• _REQUIREMENTS_: Show all lines of the listing that hold the word "none".

— Start —

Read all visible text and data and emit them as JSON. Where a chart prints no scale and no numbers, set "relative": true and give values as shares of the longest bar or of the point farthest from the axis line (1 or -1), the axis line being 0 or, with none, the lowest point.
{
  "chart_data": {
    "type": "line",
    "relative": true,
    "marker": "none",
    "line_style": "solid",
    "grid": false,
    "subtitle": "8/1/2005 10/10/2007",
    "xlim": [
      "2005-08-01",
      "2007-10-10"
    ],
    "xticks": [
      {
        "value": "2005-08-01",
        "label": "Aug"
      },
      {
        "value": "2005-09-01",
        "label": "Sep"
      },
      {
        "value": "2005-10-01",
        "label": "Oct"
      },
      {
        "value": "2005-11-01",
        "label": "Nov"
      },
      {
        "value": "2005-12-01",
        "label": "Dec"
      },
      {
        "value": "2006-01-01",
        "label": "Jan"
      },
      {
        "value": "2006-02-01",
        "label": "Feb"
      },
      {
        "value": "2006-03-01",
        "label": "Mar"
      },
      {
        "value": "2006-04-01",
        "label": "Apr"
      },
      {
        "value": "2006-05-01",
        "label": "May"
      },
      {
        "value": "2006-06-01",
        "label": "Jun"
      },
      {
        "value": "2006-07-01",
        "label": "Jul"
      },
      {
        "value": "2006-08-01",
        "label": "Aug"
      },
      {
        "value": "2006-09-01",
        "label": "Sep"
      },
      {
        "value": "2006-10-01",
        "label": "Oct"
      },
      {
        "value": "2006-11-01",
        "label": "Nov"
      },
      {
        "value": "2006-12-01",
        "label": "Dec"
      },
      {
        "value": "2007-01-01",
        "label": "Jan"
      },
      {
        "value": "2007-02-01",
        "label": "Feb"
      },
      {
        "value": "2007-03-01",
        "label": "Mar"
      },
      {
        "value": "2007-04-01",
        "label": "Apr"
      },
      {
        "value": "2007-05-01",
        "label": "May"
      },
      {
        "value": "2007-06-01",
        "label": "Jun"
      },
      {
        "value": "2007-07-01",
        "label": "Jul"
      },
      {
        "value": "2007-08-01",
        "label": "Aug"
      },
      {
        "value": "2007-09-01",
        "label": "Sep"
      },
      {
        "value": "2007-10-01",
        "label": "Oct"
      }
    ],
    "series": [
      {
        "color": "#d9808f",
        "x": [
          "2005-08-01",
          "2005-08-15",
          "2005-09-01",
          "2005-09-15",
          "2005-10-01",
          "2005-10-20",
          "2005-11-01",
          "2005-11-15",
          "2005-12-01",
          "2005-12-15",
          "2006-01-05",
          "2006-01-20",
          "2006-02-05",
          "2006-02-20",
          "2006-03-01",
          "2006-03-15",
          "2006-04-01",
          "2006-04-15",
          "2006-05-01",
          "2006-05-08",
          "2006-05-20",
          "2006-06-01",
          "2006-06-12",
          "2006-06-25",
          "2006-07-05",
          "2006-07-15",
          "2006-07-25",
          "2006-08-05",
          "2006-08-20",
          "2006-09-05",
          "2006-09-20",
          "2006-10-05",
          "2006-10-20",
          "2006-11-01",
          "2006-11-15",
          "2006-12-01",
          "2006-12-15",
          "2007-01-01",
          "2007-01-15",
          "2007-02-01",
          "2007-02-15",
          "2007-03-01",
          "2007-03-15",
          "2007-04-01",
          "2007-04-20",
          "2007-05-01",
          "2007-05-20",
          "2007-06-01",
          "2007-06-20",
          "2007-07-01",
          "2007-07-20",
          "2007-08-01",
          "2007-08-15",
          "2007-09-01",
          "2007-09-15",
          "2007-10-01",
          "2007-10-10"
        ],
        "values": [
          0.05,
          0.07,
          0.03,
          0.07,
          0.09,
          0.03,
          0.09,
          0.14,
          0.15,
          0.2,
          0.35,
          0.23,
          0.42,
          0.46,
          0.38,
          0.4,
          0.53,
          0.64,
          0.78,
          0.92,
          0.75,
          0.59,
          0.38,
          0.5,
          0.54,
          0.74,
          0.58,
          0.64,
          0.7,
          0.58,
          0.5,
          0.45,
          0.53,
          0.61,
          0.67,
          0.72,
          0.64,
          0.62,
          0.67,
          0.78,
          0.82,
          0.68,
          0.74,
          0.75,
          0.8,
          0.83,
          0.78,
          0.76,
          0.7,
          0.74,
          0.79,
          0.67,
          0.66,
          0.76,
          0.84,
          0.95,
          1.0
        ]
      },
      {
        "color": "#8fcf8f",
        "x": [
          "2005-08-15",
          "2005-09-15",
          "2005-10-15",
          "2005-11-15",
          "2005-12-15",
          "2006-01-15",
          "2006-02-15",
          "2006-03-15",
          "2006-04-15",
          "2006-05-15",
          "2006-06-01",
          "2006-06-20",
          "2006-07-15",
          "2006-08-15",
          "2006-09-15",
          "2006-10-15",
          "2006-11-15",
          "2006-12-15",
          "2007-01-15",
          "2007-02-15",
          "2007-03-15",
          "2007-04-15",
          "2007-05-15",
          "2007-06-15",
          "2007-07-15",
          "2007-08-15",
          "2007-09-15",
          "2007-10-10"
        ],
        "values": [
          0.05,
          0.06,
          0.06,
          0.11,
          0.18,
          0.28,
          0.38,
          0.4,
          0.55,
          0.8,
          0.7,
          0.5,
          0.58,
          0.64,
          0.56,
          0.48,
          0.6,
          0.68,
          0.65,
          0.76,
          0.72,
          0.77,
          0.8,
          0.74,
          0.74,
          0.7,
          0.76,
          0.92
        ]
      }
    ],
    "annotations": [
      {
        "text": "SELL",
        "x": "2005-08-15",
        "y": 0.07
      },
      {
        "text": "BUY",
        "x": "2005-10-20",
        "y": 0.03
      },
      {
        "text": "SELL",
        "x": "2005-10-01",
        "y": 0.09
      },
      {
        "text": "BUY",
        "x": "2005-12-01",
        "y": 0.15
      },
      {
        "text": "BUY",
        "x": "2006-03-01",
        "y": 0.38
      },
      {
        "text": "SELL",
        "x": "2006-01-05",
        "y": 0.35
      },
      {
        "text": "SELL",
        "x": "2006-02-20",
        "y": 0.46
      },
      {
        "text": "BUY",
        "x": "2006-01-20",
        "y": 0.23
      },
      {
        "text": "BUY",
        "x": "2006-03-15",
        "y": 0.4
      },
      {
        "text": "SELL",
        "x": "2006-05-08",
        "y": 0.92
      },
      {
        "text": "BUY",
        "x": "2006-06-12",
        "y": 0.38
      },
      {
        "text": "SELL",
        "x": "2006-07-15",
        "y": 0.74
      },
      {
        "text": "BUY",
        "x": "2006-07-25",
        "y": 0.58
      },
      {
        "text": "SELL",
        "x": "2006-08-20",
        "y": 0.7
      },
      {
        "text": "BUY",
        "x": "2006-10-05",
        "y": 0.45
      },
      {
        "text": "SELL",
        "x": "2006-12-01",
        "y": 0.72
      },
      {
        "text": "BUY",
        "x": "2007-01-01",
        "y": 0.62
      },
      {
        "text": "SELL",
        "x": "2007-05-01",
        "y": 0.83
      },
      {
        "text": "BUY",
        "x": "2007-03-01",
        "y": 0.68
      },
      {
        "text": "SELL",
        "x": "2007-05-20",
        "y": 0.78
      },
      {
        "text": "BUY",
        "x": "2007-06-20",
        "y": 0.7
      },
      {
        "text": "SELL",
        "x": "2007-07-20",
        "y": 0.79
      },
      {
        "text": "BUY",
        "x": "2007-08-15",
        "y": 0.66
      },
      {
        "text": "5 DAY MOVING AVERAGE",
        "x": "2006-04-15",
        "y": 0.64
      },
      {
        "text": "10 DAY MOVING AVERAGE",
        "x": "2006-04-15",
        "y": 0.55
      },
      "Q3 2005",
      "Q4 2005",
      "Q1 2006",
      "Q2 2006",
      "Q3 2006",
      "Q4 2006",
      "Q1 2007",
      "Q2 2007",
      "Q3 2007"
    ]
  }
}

— End —

• _RESPONSE_:
Read all visible text and data and emit them as JSON. Where a chart prints no scale and no numbers, set "relative": true and give values as shares of the longest bar or of the point farthest from the axis line (1 or -1), the axis line being 0 or, with none, the lowest point.
    "marker": "none",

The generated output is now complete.